## Task goal
Repeat all the material exactly; pictures stay out of your copy.

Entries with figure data

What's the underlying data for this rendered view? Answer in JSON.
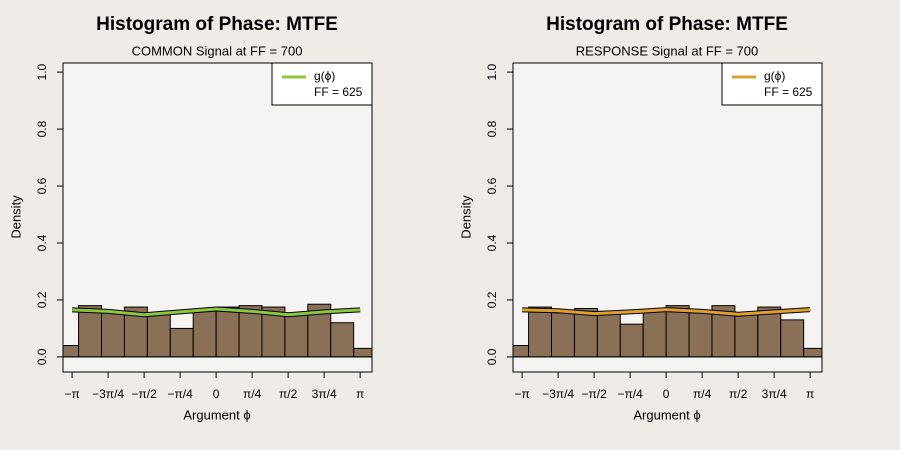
{
  "chart_data": [
    {
      "type": "histogram",
      "title": "Histogram of Phase: MTFE",
      "subtitle": "COMMON Signal at FF = 700",
      "xlabel": "Argument ϕ",
      "ylabel": "Density",
      "bins": [
        -3.5,
        -3,
        -2.5,
        -2,
        -1.5,
        -1,
        -0.5,
        0,
        0.5,
        1,
        1.5,
        2,
        2.5,
        3,
        3.5
      ],
      "values": [
        0.04,
        0.18,
        0.155,
        0.175,
        0.15,
        0.1,
        0.165,
        0.175,
        0.18,
        0.175,
        0.15,
        0.185,
        0.12,
        0.03
      ],
      "color": "#8b7058",
      "lines": [
        {
          "name": "g(ϕ)",
          "color": "#8dc63f",
          "x": [
            -3.1416,
            -2.3562,
            -1.5708,
            -0.7854,
            0,
            0.7854,
            1.5708,
            2.3562,
            3.1416
          ],
          "values": [
            0.165,
            0.16,
            0.148,
            0.158,
            0.168,
            0.16,
            0.148,
            0.158,
            0.165
          ]
        }
      ],
      "legend": "topright",
      "legend_note": "FF =  625",
      "xlim": [
        -3.34,
        3.4
      ],
      "ylim": [
        -0.053,
        1.032
      ],
      "xticks": [
        {
          "value": -3.1416,
          "label": "−π"
        },
        {
          "value": -2.3562,
          "label": "−3π/4"
        },
        {
          "value": -1.5708,
          "label": "−π/2"
        },
        {
          "value": -0.7854,
          "label": "−π/4"
        },
        0,
        {
          "value": 0.7854,
          "label": "π/4"
        },
        {
          "value": 1.5708,
          "label": "π/2"
        },
        {
          "value": 2.3562,
          "label": "3π/4"
        },
        {
          "value": 3.1416,
          "label": "π"
        }
      ],
      "yticks": [
        {
          "value": 0,
          "label": "0.0"
        },
        0.2,
        0.4,
        0.6,
        0.8,
        {
          "value": 1,
          "label": "1.0"
        }
      ]
    },
    {
      "type": "histogram",
      "title": "Histogram of Phase: MTFE",
      "subtitle": "RESPONSE Signal at FF = 700",
      "xlabel": "Argument ϕ",
      "ylabel": "Density",
      "bins": [
        -3.5,
        -3,
        -2.5,
        -2,
        -1.5,
        -1,
        -0.5,
        0,
        0.5,
        1,
        1.5,
        2,
        2.5,
        3,
        3.5
      ],
      "values": [
        0.04,
        0.175,
        0.155,
        0.17,
        0.16,
        0.115,
        0.165,
        0.18,
        0.155,
        0.18,
        0.15,
        0.175,
        0.13,
        0.03
      ],
      "color": "#8b7058",
      "lines": [
        {
          "name": "g(ϕ)",
          "color": "#e0a030",
          "x": [
            -3.1416,
            -2.3562,
            -1.5708,
            -0.7854,
            0,
            0.7854,
            1.5708,
            2.3562,
            3.1416
          ],
          "values": [
            0.165,
            0.162,
            0.152,
            0.158,
            0.166,
            0.16,
            0.15,
            0.158,
            0.166
          ]
        }
      ],
      "legend": "topright",
      "legend_note": "FF =  625",
      "xlim": [
        -3.34,
        3.4
      ],
      "ylim": [
        -0.053,
        1.032
      ],
      "xticks": [
        {
          "value": -3.1416,
          "label": "−π"
        },
        {
          "value": -2.3562,
          "label": "−3π/4"
        },
        {
          "value": -1.5708,
          "label": "−π/2"
        },
        {
          "value": -0.7854,
          "label": "−π/4"
        },
        0,
        {
          "value": 0.7854,
          "label": "π/4"
        },
        {
          "value": 1.5708,
          "label": "π/2"
        },
        {
          "value": 2.3562,
          "label": "3π/4"
        },
        {
          "value": 3.1416,
          "label": "π"
        }
      ],
      "yticks": [
        {
          "value": 0,
          "label": "0.0"
        },
        0.2,
        0.4,
        0.6,
        0.8,
        {
          "value": 1,
          "label": "1.0"
        }
      ]
    }
  ]
}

## Solution for this problem
What's the underlying data for this rendered view? Answer in JSON.
{
  "chart_data": [
    {
      "type": "histogram",
      "title": "Histogram of Phase: MTFE",
      "subtitle": "COMMON Signal at FF = 700",
      "xlabel": "Argument ϕ",
      "ylabel": "Density",
      "bins": [
        -3.5,
        -3,
        -2.5,
        -2,
        -1.5,
        -1,
        -0.5,
        0,
        0.5,
        1,
        1.5,
        2,
        2.5,
        3,
        3.5
      ],
      "values": [
        0.04,
        0.18,
        0.155,
        0.175,
        0.15,
        0.1,
        0.165,
        0.175,
        0.18,
        0.175,
        0.15,
        0.185,
        0.12,
        0.03
      ],
      "color": "#8b7058",
      "lines": [
        {
          "name": "g(ϕ)",
          "color": "#8dc63f",
          "x": [
            -3.1416,
            -2.3562,
            -1.5708,
            -0.7854,
            0,
            0.7854,
            1.5708,
            2.3562,
            3.1416
          ],
          "values": [
            0.165,
            0.16,
            0.148,
            0.158,
            0.168,
            0.16,
            0.148,
            0.158,
            0.165
          ]
        }
      ],
      "legend": "topright",
      "legend_note": "FF =  625",
      "xlim": [
        -3.34,
        3.4
      ],
      "ylim": [
        -0.053,
        1.032
      ],
      "xticks": [
        {
          "value": -3.1416,
          "label": "−π"
        },
        {
          "value": -2.3562,
          "label": "−3π/4"
        },
        {
          "value": -1.5708,
          "label": "−π/2"
        },
        {
          "value": -0.7854,
          "label": "−π/4"
        },
        0,
        {
          "value": 0.7854,
          "label": "π/4"
        },
        {
          "value": 1.5708,
          "label": "π/2"
        },
        {
          "value": 2.3562,
          "label": "3π/4"
        },
        {
          "value": 3.1416,
          "label": "π"
        }
      ],
      "yticks": [
        {
          "value": 0,
          "label": "0.0"
        },
        0.2,
        0.4,
        0.6,
        0.8,
        {
          "value": 1,
          "label": "1.0"
        }
      ]
    },
    {
      "type": "histogram",
      "title": "Histogram of Phase: MTFE",
      "subtitle": "RESPONSE Signal at FF = 700",
      "xlabel": "Argument ϕ",
      "ylabel": "Density",
      "bins": [
        -3.5,
        -3,
        -2.5,
        -2,
        -1.5,
        -1,
        -0.5,
        0,
        0.5,
        1,
        1.5,
        2,
        2.5,
        3,
        3.5
      ],
      "values": [
        0.04,
        0.175,
        0.155,
        0.17,
        0.16,
        0.115,
        0.165,
        0.18,
        0.155,
        0.18,
        0.15,
        0.175,
        0.13,
        0.03
      ],
      "color": "#8b7058",
      "lines": [
        {
          "name": "g(ϕ)",
          "color": "#e0a030",
          "x": [
            -3.1416,
            -2.3562,
            -1.5708,
            -0.7854,
            0,
            0.7854,
            1.5708,
            2.3562,
            3.1416
          ],
          "values": [
            0.165,
            0.162,
            0.152,
            0.158,
            0.166,
            0.16,
            0.15,
            0.158,
            0.166
          ]
        }
      ],
      "legend": "topright",
      "legend_note": "FF =  625",
      "xlim": [
        -3.34,
        3.4
      ],
      "ylim": [
        -0.053,
        1.032
      ],
      "xticks": [
        {
          "value": -3.1416,
          "label": "−π"
        },
        {
          "value": -2.3562,
          "label": "−3π/4"
        },
        {
          "value": -1.5708,
          "label": "−π/2"
        },
        {
          "value": -0.7854,
          "label": "−π/4"
        },
        0,
        {
          "value": 0.7854,
          "label": "π/4"
        },
        {
          "value": 1.5708,
          "label": "π/2"
        },
        {
          "value": 2.3562,
          "label": "3π/4"
        },
        {
          "value": 3.1416,
          "label": "π"
        }
      ],
      "yticks": [
        {
          "value": 0,
          "label": "0.0"
        },
        0.2,
        0.4,
        0.6,
        0.8,
        {
          "value": 1,
          "label": "1.0"
        }
      ]
    }
  ]
}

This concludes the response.